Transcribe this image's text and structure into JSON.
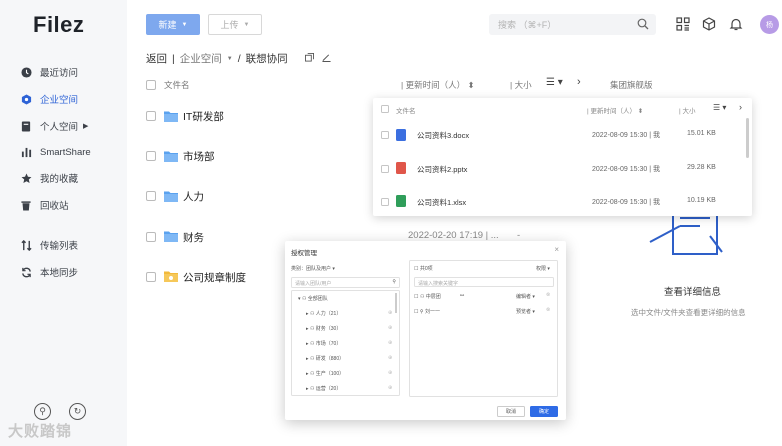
{
  "app": {
    "logo": "Filez",
    "avatar_text": "杨"
  },
  "sidebar": {
    "items": [
      {
        "label": "最近访问",
        "icon": "clock-icon"
      },
      {
        "label": "企业空间",
        "icon": "enterprise-icon"
      },
      {
        "label": "个人空间",
        "icon": "personal-space-icon"
      },
      {
        "label": "SmartShare",
        "icon": "bar-chart-icon"
      },
      {
        "label": "我的收藏",
        "icon": "star-icon"
      },
      {
        "label": "回收站",
        "icon": "trash-icon"
      },
      {
        "label": "传输列表",
        "icon": "transfer-icon"
      },
      {
        "label": "本地同步",
        "icon": "sync-icon"
      }
    ],
    "watermark": "大败踏锦"
  },
  "toolbar": {
    "new_label": "新建",
    "upload_label": "上传",
    "search_placeholder": "搜索  （⌘+F）"
  },
  "breadcrumb": {
    "back": "返回",
    "space": "企业空间",
    "current": "联想协同"
  },
  "columns": {
    "name": "文件名",
    "time": "更新时间（人）",
    "size": "大小",
    "extra": "集团旗舰版"
  },
  "files": [
    {
      "name": "IT研发部",
      "time": ""
    },
    {
      "name": "市场部",
      "time": ""
    },
    {
      "name": "人力",
      "time": ""
    },
    {
      "name": "财务",
      "time": "2022-02-20 17:19 | ..."
    },
    {
      "name": "公司规章制度",
      "time": ""
    }
  ],
  "popup": {
    "col_name": "文件名",
    "col_time": "更新时间（人）",
    "col_size": "大小",
    "rows": [
      {
        "name": "公司资料3.docx",
        "time": "2022-08-09 15:30 | 我",
        "size": "15.01 KB",
        "color": "#3b6fe0"
      },
      {
        "name": "公司资料2.pptx",
        "time": "2022-08-09 15:30 | 我",
        "size": "29.28 KB",
        "color": "#e0564a"
      },
      {
        "name": "公司资料1.xlsx",
        "time": "2022-08-09 15:30 | 我",
        "size": "10.19 KB",
        "color": "#2f9e5a"
      }
    ]
  },
  "detail": {
    "title": "查看详细信息",
    "subtitle": "选中文件/文件夹查看更详细的信息"
  },
  "dialog": {
    "title": "授权管理",
    "left_label": "类别：",
    "left_select": "团队及用户",
    "search_placeholder": "请输入团队/用户",
    "tree_root": "全部团队",
    "tree_items": [
      "人力（21）",
      "财务（30）",
      "市场（70）",
      "研发（880）",
      "生产（100）",
      "运营（20）"
    ],
    "right_label": "共0项",
    "right_perm": "权限",
    "right_search": "请输入搜索关键字",
    "right_rows": [
      {
        "name": "中层团",
        "perm": "编辑者"
      },
      {
        "name": "刘一一",
        "perm": "预览者"
      }
    ],
    "cancel": "取消",
    "confirm": "确定"
  }
}
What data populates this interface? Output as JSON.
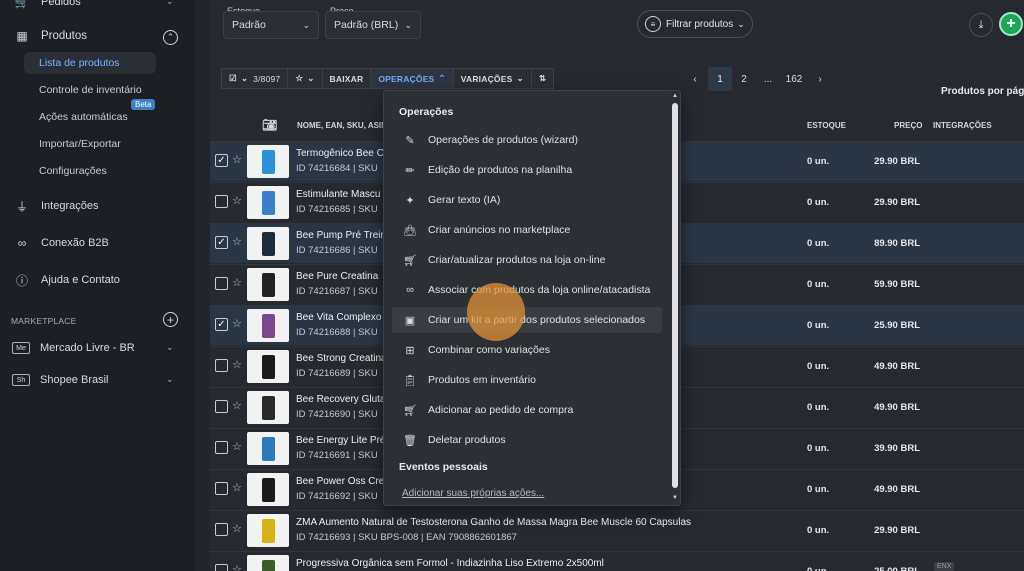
{
  "sidebar": {
    "top_item": "Pedidos",
    "produtos": "Produtos",
    "sub_items": [
      "Lista de produtos",
      "Controle de inventário",
      "Ações automáticas",
      "Importar/Exportar",
      "Configurações"
    ],
    "beta": "Beta",
    "integracoes": "Integrações",
    "conexao": "Conexão B2B",
    "ajuda": "Ajuda e Contato",
    "marketplace_title": "MARKETPLACE",
    "marketplaces": [
      {
        "badge": "Me",
        "label": "Mercado Livre - BR"
      },
      {
        "badge": "Sh",
        "label": "Shopee Brasil"
      }
    ]
  },
  "filters": {
    "estoque_label": "Estoque",
    "estoque_value": "Padrão",
    "preco_label": "Preço",
    "preco_value": "Padrão (BRL)",
    "filter_button": "Filtrar produtos"
  },
  "toolbar": {
    "selection": "3/8097",
    "baixar": "BAIXAR",
    "operacoes": "OPERAÇÕES",
    "variacoes": "VARIAÇÕES"
  },
  "pager": {
    "pages": [
      "1",
      "2",
      "...",
      "162"
    ],
    "per_page": "Produtos por pági"
  },
  "table": {
    "headers": {
      "name": "NOME, EAN, SKU, ASIN",
      "estoque": "ESTOQUE",
      "preco": "PREÇO",
      "integracoes": "INTEGRAÇÕES"
    },
    "rows": [
      {
        "name": "Termogênico Bee Co",
        "meta": "ID 74216684 | SKU",
        "stock": "0 un.",
        "price": "29.90 BRL",
        "selected": true,
        "color": "#2f8fd8"
      },
      {
        "name": "Estimulante Mascu",
        "meta": "ID 74216685 | SKU",
        "stock": "0 un.",
        "price": "29.90 BRL",
        "selected": false,
        "color": "#3a7fc7"
      },
      {
        "name": "Bee Pump Pré Trein",
        "meta": "ID 74216686 | SKU",
        "stock": "0 un.",
        "price": "89.90 BRL",
        "selected": true,
        "color": "#1d2b3a"
      },
      {
        "name": "Bee Pure Creatina",
        "meta": "ID 74216687 | SKU",
        "stock": "0 un.",
        "price": "59.90 BRL",
        "selected": false,
        "color": "#222222"
      },
      {
        "name": "Bee Vita Complexo",
        "meta": "ID 74216688 | SKU",
        "stock": "0 un.",
        "price": "25.90 BRL",
        "selected": true,
        "color": "#7a4a8a"
      },
      {
        "name": "Bee Strong Creatina",
        "meta": "ID 74216689 | SKU",
        "stock": "0 un.",
        "price": "49.90 BRL",
        "selected": false,
        "color": "#1a1a1a"
      },
      {
        "name": "Bee Recovery Gluta",
        "meta": "ID 74216690 | SKU",
        "stock": "0 un.",
        "price": "49.90 BRL",
        "selected": false,
        "color": "#2a2a2a"
      },
      {
        "name": "Bee Energy Lite Pré",
        "meta": "ID 74216691 | SKU",
        "stock": "0 un.",
        "price": "39.90 BRL",
        "selected": false,
        "color": "#2e7ab8"
      },
      {
        "name": "Bee Power Oss Cre",
        "meta": "ID 74216692 | SKU",
        "stock": "0 un.",
        "price": "49.90 BRL",
        "selected": false,
        "color": "#1b1b1b"
      },
      {
        "name": "ZMA Aumento Natural de Testosterona Ganho de Massa Magra Bee Muscle 60 Capsulas",
        "meta": "ID 74216693 | SKU BPS-008 | EAN 7908862601867",
        "stock": "0 un.",
        "price": "29.90 BRL",
        "selected": false,
        "color": "#d8b21a"
      },
      {
        "name": "Progressiva Orgânica sem Formol - Indiazinha Liso Extremo 2x500ml",
        "meta": "",
        "stock": "0 un.",
        "price": "25.00 BRL",
        "selected": false,
        "color": "#3c5a2a"
      }
    ]
  },
  "menu": {
    "section1": "Operações",
    "items": [
      {
        "icon": "pencil-icon",
        "label": "Operações de produtos (wizard)"
      },
      {
        "icon": "edit-icon",
        "label": "Edição de produtos na planilha"
      },
      {
        "icon": "sparkle-icon",
        "label": "Gerar texto (IA)"
      },
      {
        "icon": "bag-icon",
        "label": "Criar anúncios no marketplace"
      },
      {
        "icon": "cart-icon",
        "label": "Criar/atualizar produtos na loja on-line"
      },
      {
        "icon": "link-icon",
        "label": "Associar com produtos da loja online/atacadista"
      },
      {
        "icon": "kit-icon",
        "label": "Criar um kit a partir dos produtos selecionados"
      },
      {
        "icon": "grid-icon",
        "label": "Combinar como variações"
      },
      {
        "icon": "clipboard-icon",
        "label": "Produtos em inventário"
      },
      {
        "icon": "cart-add-icon",
        "label": "Adicionar ao pedido de compra"
      },
      {
        "icon": "trash-icon",
        "label": "Deletar produtos"
      }
    ],
    "section2": "Eventos pessoais",
    "link": "Adicionar suas próprias ações..."
  }
}
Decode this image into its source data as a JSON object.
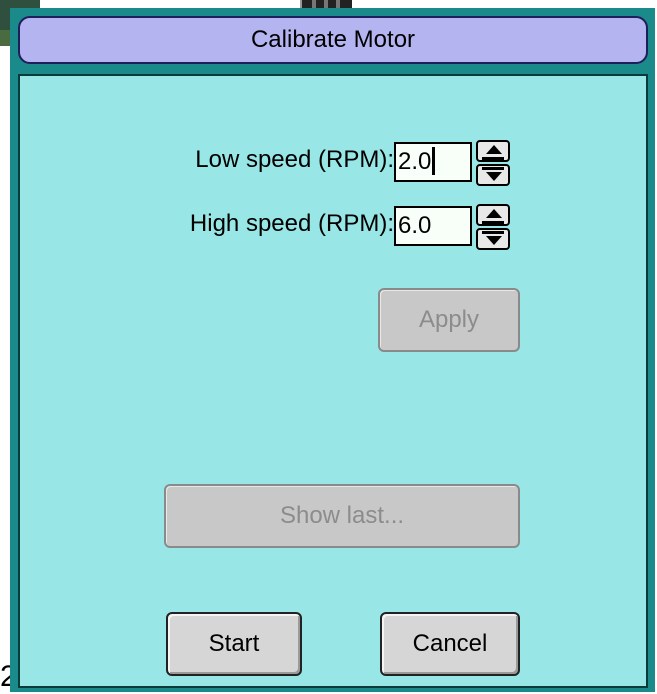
▬▬▬▬▬▬▬▬▬▬
Return the entries unchanged, save for the pictures, which do not belong in the copy.

Transcribe this image's text and structure into JSON.
{
  "app": {
    "logo": "Filez",
    "avatar_text": "杨"
  },
  "sidebar": {
    "items": [
      {
        "label": "最近访问",
        "icon": "clock-icon"
      },
      {
        "label": "企业空间",
        "icon": "enterprise-icon"
      },
      {
        "label": "个人空间",
        "icon": "personal-space-icon"
      },
      {
        "label": "SmartShare",
        "icon": "bar-chart-icon"
      },
      {
        "label": "我的收藏",
        "icon": "star-icon"
      },
      {
        "label": "回收站",
        "icon": "trash-icon"
      },
      {
        "label": "传输列表",
        "icon": "transfer-icon"
      },
      {
        "label": "本地同步",
        "icon": "sync-icon"
      }
    ],
    "watermark": "大败踏锦"
  },
  "toolbar": {
    "new_label": "新建",
    "upload_label": "上传",
    "search_placeholder": "搜索  （⌘+F）"
  },
  "breadcrumb": {
    "back": "返回",
    "space": "企业空间",
    "current": "联想协同"
  },
  "columns": {
    "name": "文件名",
    "time": "更新时间（人）",
    "size": "大小",
    "extra": "集团旗舰版"
  },
  "files": [
    {
      "name": "IT研发部",
      "time": ""
    },
    {
      "name": "市场部",
      "time": ""
    },
    {
      "name": "人力",
      "time": ""
    },
    {
      "name": "财务",
      "time": "2022-02-20 17:19 | ..."
    },
    {
      "name": "公司规章制度",
      "time": ""
    }
  ],
  "popup": {
    "col_name": "文件名",
    "col_time": "更新时间（人）",
    "col_size": "大小",
    "rows": [
      {
        "name": "公司资料3.docx",
        "time": "2022-08-09 15:30 | 我",
        "size": "15.01 KB",
        "color": "#3b6fe0"
      },
      {
        "name": "公司资料2.pptx",
        "time": "2022-08-09 15:30 | 我",
        "size": "29.28 KB",
        "color": "#e0564a"
      },
      {
        "name": "公司资料1.xlsx",
        "time": "2022-08-09 15:30 | 我",
        "size": "10.19 KB",
        "color": "#2f9e5a"
      }
    ]
  },
  "detail": {
    "title": "查看详细信息",
    "subtitle": "选中文件/文件夹查看更详细的信息"
  },
  "dialog": {
    "title": "授权管理",
    "left_label": "类别：",
    "left_select": "团队及用户",
    "search_placeholder": "请输入团队/用户",
    "tree_root": "全部团队",
    "tree_items": [
      "人力（21）",
      "财务（30）",
      "市场（70）",
      "研发（880）",
      "生产（100）",
      "运营（20）"
    ],
    "right_label": "共0项",
    "right_perm": "权限",
    "right_search": "请输入搜索关键字",
    "right_rows": [
      {
        "name": "中层团",
        "perm": "编辑者"
      },
      {
        "name": "刘一一",
        "perm": "预览者"
      }
    ],
    "cancel": "取消",
    "confirm": "确定"
  }
}
What data populates this interface? Output as JSON.
{
  "sidebar": {
    "top_item": "Pedidos",
    "produtos": "Produtos",
    "sub_items": [
      "Lista de produtos",
      "Controle de inventário",
      "Ações automáticas",
      "Importar/Exportar",
      "Configurações"
    ],
    "beta": "Beta",
    "integracoes": "Integrações",
    "conexao": "Conexão B2B",
    "ajuda": "Ajuda e Contato",
    "marketplace_title": "MARKETPLACE",
    "marketplaces": [
      {
        "badge": "Me",
        "label": "Mercado Livre - BR"
      },
      {
        "badge": "Sh",
        "label": "Shopee Brasil"
      }
    ]
  },
  "filters": {
    "estoque_label": "Estoque",
    "estoque_value": "Padrão",
    "preco_label": "Preço",
    "preco_value": "Padrão (BRL)",
    "filter_button": "Filtrar produtos"
  },
  "toolbar": {
    "selection": "3/8097",
    "baixar": "BAIXAR",
    "operacoes": "OPERAÇÕES",
    "variacoes": "VARIAÇÕES"
  },
  "pager": {
    "pages": [
      "1",
      "2",
      "...",
      "162"
    ],
    "per_page": "Produtos por pági"
  },
  "table": {
    "headers": {
      "name": "NOME, EAN, SKU, ASIN",
      "estoque": "ESTOQUE",
      "preco": "PREÇO",
      "integracoes": "INTEGRAÇÕES"
    },
    "rows": [
      {
        "name": "Termogênico Bee Co",
        "meta": "ID 74216684 | SKU",
        "stock": "0 un.",
        "price": "29.90 BRL",
        "selected": true,
        "color": "#2f8fd8"
      },
      {
        "name": "Estimulante Mascu",
        "meta": "ID 74216685 | SKU",
        "stock": "0 un.",
        "price": "29.90 BRL",
        "selected": false,
        "color": "#3a7fc7"
      },
      {
        "name": "Bee Pump Pré Trein",
        "meta": "ID 74216686 | SKU",
        "stock": "0 un.",
        "price": "89.90 BRL",
        "selected": true,
        "color": "#1d2b3a"
      },
      {
        "name": "Bee Pure Creatina",
        "meta": "ID 74216687 | SKU",
        "stock": "0 un.",
        "price": "59.90 BRL",
        "selected": false,
        "color": "#222222"
      },
      {
        "name": "Bee Vita Complexo",
        "meta": "ID 74216688 | SKU",
        "stock": "0 un.",
        "price": "25.90 BRL",
        "selected": true,
        "color": "#7a4a8a"
      },
      {
        "name": "Bee Strong Creatina",
        "meta": "ID 74216689 | SKU",
        "stock": "0 un.",
        "price": "49.90 BRL",
        "selected": false,
        "color": "#1a1a1a"
      },
      {
        "name": "Bee Recovery Gluta",
        "meta": "ID 74216690 | SKU",
        "stock": "0 un.",
        "price": "49.90 BRL",
        "selected": false,
        "color": "#2a2a2a"
      },
      {
        "name": "Bee Energy Lite Pré",
        "meta": "ID 74216691 | SKU",
        "stock": "0 un.",
        "price": "39.90 BRL",
        "selected": false,
        "color": "#2e7ab8"
      },
      {
        "name": "Bee Power Oss Cre",
        "meta": "ID 74216692 | SKU",
        "stock": "0 un.",
        "price": "49.90 BRL",
        "selected": false,
        "color": "#1b1b1b"
      },
      {
        "name": "ZMA Aumento Natural de Testosterona Ganho de Massa Magra Bee Muscle 60 Capsulas",
        "meta": "ID 74216693 | SKU BPS-008 | EAN 7908862601867",
        "stock": "0 un.",
        "price": "29.90 BRL",
        "selected": false,
        "color": "#d8b21a"
      },
      {
        "name": "Progressiva Orgânica sem Formol - Indiazinha Liso Extremo 2x500ml",
        "meta": "",
        "stock": "0 un.",
        "price": "25.00 BRL",
        "selected": false,
        "color": "#3c5a2a"
      }
    ]
  },
  "menu": {
    "section1": "Operações",
    "items": [
      {
        "icon": "pencil-icon",
        "label": "Operações de produtos (wizard)"
      },
      {
        "icon": "edit-icon",
        "label": "Edição de produtos na planilha"
      },
      {
        "icon": "sparkle-icon",
        "label": "Gerar texto (IA)"
      },
      {
        "icon": "bag-icon",
        "label": "Criar anúncios no marketplace"
      },
      {
        "icon": "cart-icon",
        "label": "Criar/atualizar produtos na loja on-line"
      },
      {
        "icon": "link-icon",
        "label": "Associar com produtos da loja online/atacadista"
      },
      {
        "icon": "kit-icon",
        "label": "Criar um kit a partir dos produtos selecionados"
      },
      {
        "icon": "grid-icon",
        "label": "Combinar como variações"
      },
      {
        "icon": "clipboard-icon",
        "label": "Produtos em inventário"
      },
      {
        "icon": "cart-add-icon",
        "label": "Adicionar ao pedido de compra"
      },
      {
        "icon": "trash-icon",
        "label": "Deletar produtos"
      }
    ],
    "section2": "Eventos pessoais",
    "link": "Adicionar suas próprias ações..."
  }
}
Decode this image into its source data as a JSON object.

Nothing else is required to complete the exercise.